*ИСТОЧНИК*

С.Л.: Назначение Меркушкина - это реакция в интересах власти, но не в интересах жителей губернии и общества?..

А.К.: Ну, конечно. Это однозначно...

С.Л.: Оцените, пожалуйста, избирательные технологии господина Меркушкина. В декабре 2011 года коммунисты победили в Тольятти на выборах в Госдуму. И это одна из причин ухода Артякова. И вот недавние выборы в Тольятти, где громогласно победила команда Меркушкина при минимальной явке...

А.К.: На самом деле в этом смысле выборы в Тольятти не уникальны. Они очень похожи на базовую технологию власти как раз на выборах 2012-2013 годов, когда после скандалов осени 2011 года, после больших митингов протеста в крупных городах, в первую очередь в Москве, конечно, власть постаралась на выборах использовать более мягкие технологии, заключающиеся в том, что пытаются уже не использовать давление на различные широкие группы избирателей с тем, чтобы принудить их прийти на участки, пытаются делать более мягко. Просто по возможности не напоминать лишний раз о выборах, сдвинуть выборы на неудобную дату, чтобы сама кампания пришлась на лето, чтобы люди занимались дачами, огородами, уехали в отпуск, компанию не видели, не слышали, на участки не ходили. А, соответственно, вместо этого пускай будет не очень большой ресурс тех, кто голосует по приказу, конформистов и тех, кого можно мобилизовать за счёт различного подкупа... Чтобы эти люди в условиях низкой явки составили больший процент тех, кто проголосовал. В этом смысле это был базовый сценарий выборов практически по всей стране. И в Иркутской области, и во Владивостоке. И в Барнауле, и так далее. И сломать его удалось только там, где оппозиция смогла действительно провести качественные боевые кампании, не играть в поддавки, не ходить в администрацию в надежде, что кто-то пообещает какие-то проценты... Это было в Екатеринбурге, мы знаем, это было в Красноярске, это было в Москве, это было в Петрозаводске.

С.Л.: Даже в Ярославле...

А.К.: В Ярославле. Но там это было за год до того. А в Тольятти такой кампании не было. Всё-таки здесь большинство игроков предпочитало играть в поддавки. И, я считаю, на этом и погорело, потому что когда вы играете в поддавки, избиратели это очень хорошо чувствуют и, соответственно, может быть, и могут прийти на участки, но в результате голосуют не за вас...

Д.Л.: А может, некому было играть? Поэтому и поддавки получились?

А.К.: Возможно... Или было некому, или тот, кто мог, почему-то не захотел. Тут, знаете, можно как со стаканом. Для кого-то он наполовину пустой, для кого-то наполовину полный...

Д.Л.: Хорошо, тогда возникает вопрос. Вы сейчас описываете стратегии, какими власть пользовалась последние два года. Сейчас мы вступаем в новый, можно сказать, электоральный цикл, где будут новые выборы, уже будут выборы губернаторов, которых пока ещё, по сути, не было, будут опять выборы региональных Дум и так далее. Стратегия изменится или останется той, которую вы сейчас описали, базовой?

*ПИСЬМЕННОЕ ЗАДАНИЕ 1*
Верните, пожалуйста, дословно отрывок интервью о выборах в Тольятти: от слов «Д.Л.: А может, некому» до слов «сейчас описали, базовой?» включительно.
*ПИСЬМЕННОЕ ЗАДАНИЕ 2*
Продолжите интервью о выборах в Тольятти с того места, на котором оно заканчивается.

*СТРОКИ ДАННЫХ*
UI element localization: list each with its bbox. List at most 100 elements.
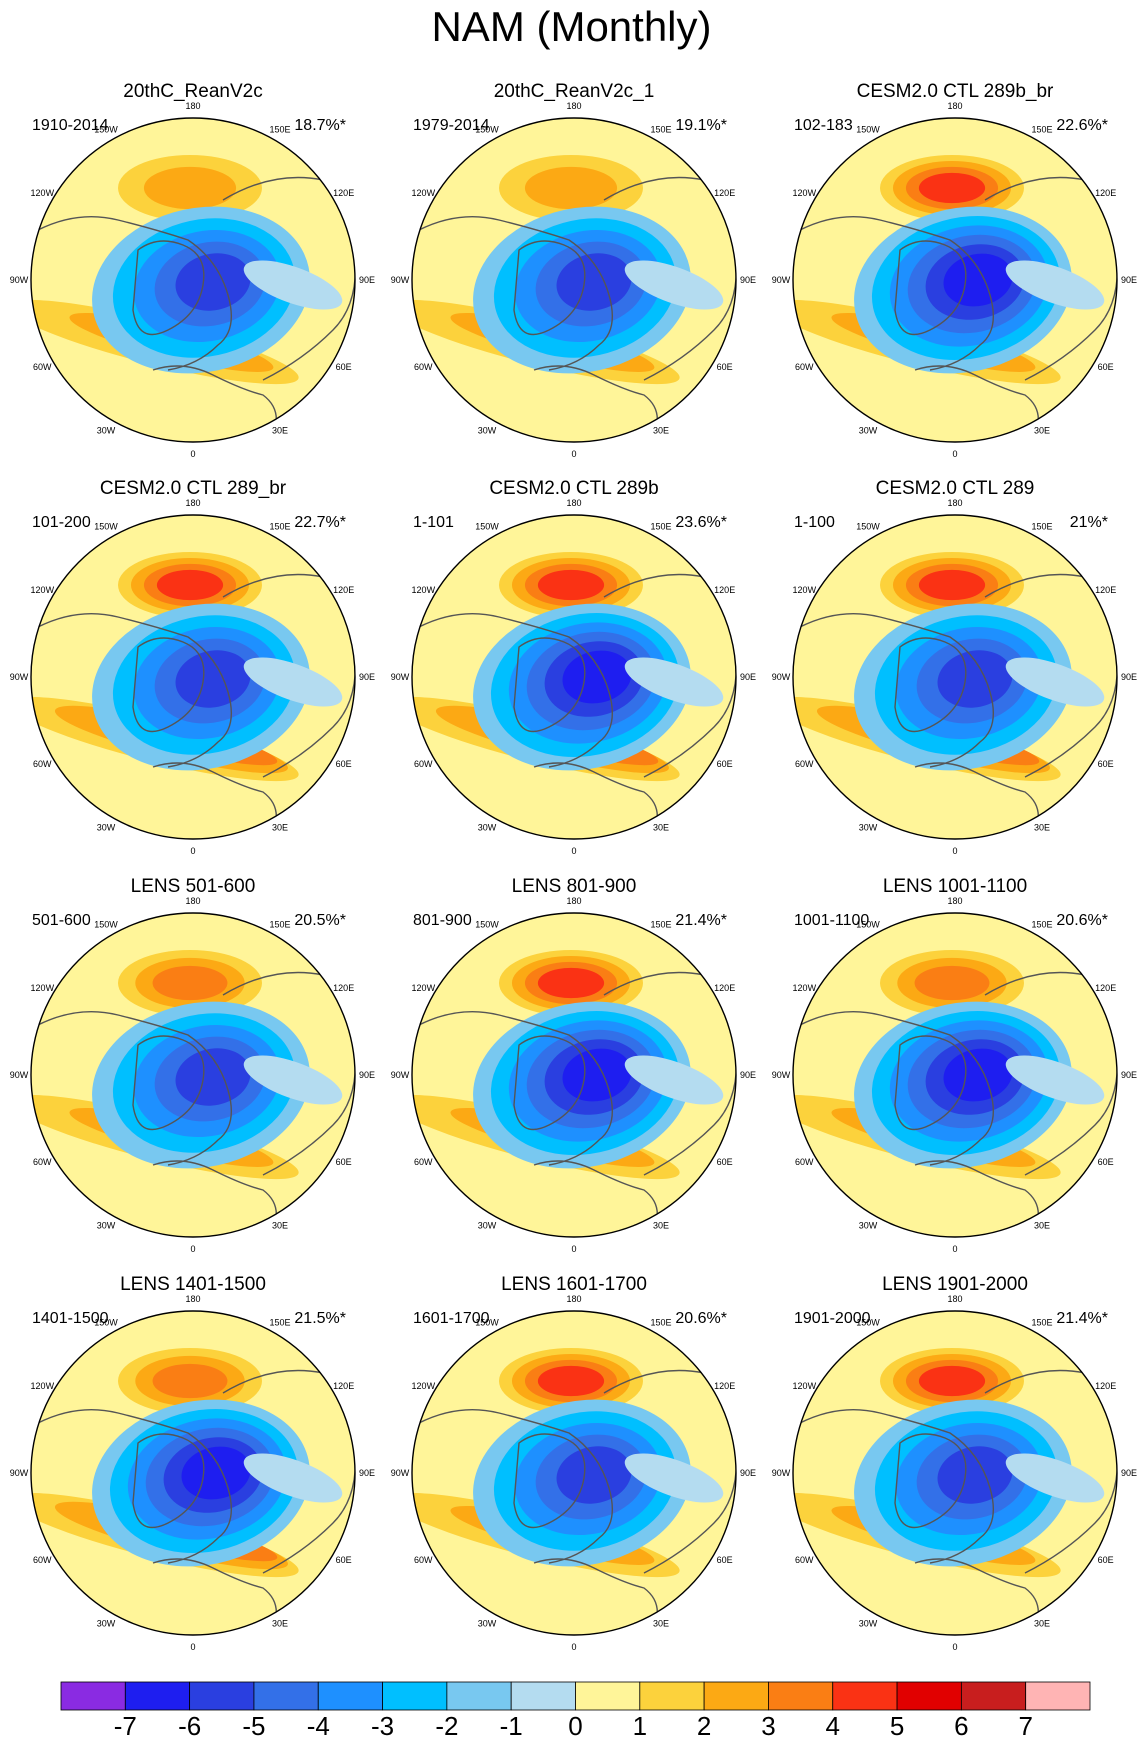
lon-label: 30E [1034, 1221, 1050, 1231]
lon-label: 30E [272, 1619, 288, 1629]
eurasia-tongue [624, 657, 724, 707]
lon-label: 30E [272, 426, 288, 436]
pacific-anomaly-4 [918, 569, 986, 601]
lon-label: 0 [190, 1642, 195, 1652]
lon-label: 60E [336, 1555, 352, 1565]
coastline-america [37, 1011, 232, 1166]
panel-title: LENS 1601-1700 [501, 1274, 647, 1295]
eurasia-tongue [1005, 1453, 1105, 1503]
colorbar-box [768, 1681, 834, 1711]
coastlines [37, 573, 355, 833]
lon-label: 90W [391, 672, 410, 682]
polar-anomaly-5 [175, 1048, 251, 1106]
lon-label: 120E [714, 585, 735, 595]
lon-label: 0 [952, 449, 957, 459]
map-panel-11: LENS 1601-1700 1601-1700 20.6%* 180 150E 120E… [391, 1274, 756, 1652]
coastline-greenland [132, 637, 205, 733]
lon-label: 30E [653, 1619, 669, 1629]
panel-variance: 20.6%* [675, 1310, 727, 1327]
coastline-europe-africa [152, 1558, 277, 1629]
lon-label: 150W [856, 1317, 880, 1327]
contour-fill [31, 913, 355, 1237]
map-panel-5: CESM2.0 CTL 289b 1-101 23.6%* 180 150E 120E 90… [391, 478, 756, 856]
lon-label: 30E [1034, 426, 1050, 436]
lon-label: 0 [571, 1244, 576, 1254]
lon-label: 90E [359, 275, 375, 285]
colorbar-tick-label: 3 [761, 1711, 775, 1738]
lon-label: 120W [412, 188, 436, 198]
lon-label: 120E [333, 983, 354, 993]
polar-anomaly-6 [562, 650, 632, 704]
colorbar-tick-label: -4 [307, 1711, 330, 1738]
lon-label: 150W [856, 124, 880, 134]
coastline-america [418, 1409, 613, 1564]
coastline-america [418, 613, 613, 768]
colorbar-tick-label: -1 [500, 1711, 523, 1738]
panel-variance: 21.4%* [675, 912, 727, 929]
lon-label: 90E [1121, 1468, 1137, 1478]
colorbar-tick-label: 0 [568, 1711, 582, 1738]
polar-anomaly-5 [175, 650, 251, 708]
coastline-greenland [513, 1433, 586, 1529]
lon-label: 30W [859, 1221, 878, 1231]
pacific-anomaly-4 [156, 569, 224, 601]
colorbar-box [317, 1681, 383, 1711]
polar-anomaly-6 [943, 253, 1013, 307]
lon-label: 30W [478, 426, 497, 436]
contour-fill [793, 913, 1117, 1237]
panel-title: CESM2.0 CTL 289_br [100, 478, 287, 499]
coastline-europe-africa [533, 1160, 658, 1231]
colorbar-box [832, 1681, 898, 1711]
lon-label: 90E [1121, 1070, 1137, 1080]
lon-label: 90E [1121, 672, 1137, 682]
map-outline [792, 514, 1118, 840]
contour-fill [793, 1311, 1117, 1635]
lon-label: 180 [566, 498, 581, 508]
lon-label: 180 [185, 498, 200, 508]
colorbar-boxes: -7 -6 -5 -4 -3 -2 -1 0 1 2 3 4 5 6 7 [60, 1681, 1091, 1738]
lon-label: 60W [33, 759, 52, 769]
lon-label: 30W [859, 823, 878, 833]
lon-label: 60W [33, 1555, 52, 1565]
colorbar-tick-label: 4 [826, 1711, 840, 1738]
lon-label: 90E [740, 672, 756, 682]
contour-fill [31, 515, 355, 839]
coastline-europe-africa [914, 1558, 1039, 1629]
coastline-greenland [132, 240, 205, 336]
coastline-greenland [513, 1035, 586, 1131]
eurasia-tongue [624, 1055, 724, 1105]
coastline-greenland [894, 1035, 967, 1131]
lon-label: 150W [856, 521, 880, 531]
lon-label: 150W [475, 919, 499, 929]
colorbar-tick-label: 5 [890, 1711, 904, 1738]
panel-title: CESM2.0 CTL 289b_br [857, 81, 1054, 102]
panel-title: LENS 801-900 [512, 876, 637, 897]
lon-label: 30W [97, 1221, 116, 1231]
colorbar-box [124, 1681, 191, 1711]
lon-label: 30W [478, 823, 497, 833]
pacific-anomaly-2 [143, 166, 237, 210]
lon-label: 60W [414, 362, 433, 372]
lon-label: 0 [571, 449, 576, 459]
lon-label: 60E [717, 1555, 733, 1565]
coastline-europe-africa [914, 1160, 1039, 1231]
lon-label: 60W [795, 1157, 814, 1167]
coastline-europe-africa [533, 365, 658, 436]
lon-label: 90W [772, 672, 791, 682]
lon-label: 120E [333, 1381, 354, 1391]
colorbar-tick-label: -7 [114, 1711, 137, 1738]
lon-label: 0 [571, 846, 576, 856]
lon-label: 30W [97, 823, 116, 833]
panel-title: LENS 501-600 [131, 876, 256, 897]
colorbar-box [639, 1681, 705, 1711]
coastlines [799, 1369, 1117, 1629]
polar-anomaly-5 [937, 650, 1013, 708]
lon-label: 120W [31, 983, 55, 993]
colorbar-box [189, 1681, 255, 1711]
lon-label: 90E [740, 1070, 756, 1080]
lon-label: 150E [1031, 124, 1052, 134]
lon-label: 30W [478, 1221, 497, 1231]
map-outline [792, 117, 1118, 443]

*ОТВЕТ 1*
Д.Л.: А может, некому было играть? Поэтому и поддавки получились?

А.К.: Возможно... Или было некому, или тот, кто мог, почему-то не захотел. Тут, знаете, можно как со стаканом. Для кого-то он наполовину пустой, для кого-то наполовину полный...

Д.Л.: Хорошо, тогда возникает вопрос. Вы сейчас описываете стратегии, какими власть пользовалась последние два года. Сейчас мы вступаем в новый, можно сказать, электоральный цикл, где будут новые выборы, уже будут выборы губернаторов, которых пока ещё, по сути, не было, будут опять выборы региональных Дум и так далее. Стратегия изменится или останется той, которую вы сейчас описали, базовой?

*ОТВЕТ 2*
А.К.: Пока стратегия власти инерционная. Более того, поправки, которые она принимает в закон, говорят о том, что сама власть в плену инерции, но это неудивительно. Поскольку бюрократия, она предельно инерционна сама по себе. Бюрократы привыкли действовать очень шаблонно. Они, конечно, пытаются поменять избирательную систему так, чтобы избирательный ресурс этих привычных манипуляций был максимальным. То есть они по-прежнему сохраняют выборы на сентябрь, хотя все понимают, что кампания в условиях сезона летних отпусков - это безумие. Это означает, что делается всё, чтобы люди на участки не ходили. Продолжается тренд на то, что фактически СМИ в массовом порядке вообще отказываются от участия в официальной кампании, не предоставляя кандидатам и партиям эфирного времени. В результате агитация идёт на периферийных телеканалах, у которых маленькая аудитория, в периферийных газетах с низкими тиражами. В результате, если оппозиция хочет чего-то добиваться, она должна не рассчитывать на то, что у неё не будет времени на телевидении. Она должна не рассчитывать на то, что ей дадут площадку в главной областной или в главной городской газете. Она должна выстраивать собственные каналы донесения информации до избирателей, должна идти к избирателям по месту жительства. И только там, где она это делает, она добивается успеха. И здесь выхода никакого нет. Здесь никаких позитивных подвижек быть не может. Никто оппозицию пускать в эфир не будет. Получается, что официально вроде бы телекомпания никому времени не предоставляет, ни одной из партий, но в то же самое время крутит  косвенную агитацию с, поездками губернатора, который посещает стройки, больницы...

С.Л.: Александр, есть техническая сторона. Вы говорили, что если раньше работали через вбросы...

Д.Л.: Через дорисовывание на участке...

А.К.: Ну, сейчас тоже дорисовывают в ряде регионов...

С.Л.: Есть статистика таких вбросов и дорисовываний, с одной стороны, и более фиксируемых технологий, с другой?..

А.К.: Регионы разные. Есть регионы, где оппозиции не было и нет. И там как не стеснялись, так и не стесняются. Есть регионы, где побольше прессы, побольше оппозиции. И там пытаются использовать более тяжело фиксируемые технологии. Поэтому здесь картина в регионах разная. Но всё-таки Самара, я думаю, регион, где хватает активных людей, и всё-таки какая-никакая, как к ней ни относись, всё-таки есть оппозиция. Её здесь точно больше, чем в Мордовии. Однозначно. И больше разного бизнеса. Поэтому вот в Самаре и Тольятти делается ставка на низкую явку, косвенную массовую агитацию, когда никому площадок не дают, но зато везде показывают власть...

С.Л.: Есть и технология манипуляций с количеством избирателей...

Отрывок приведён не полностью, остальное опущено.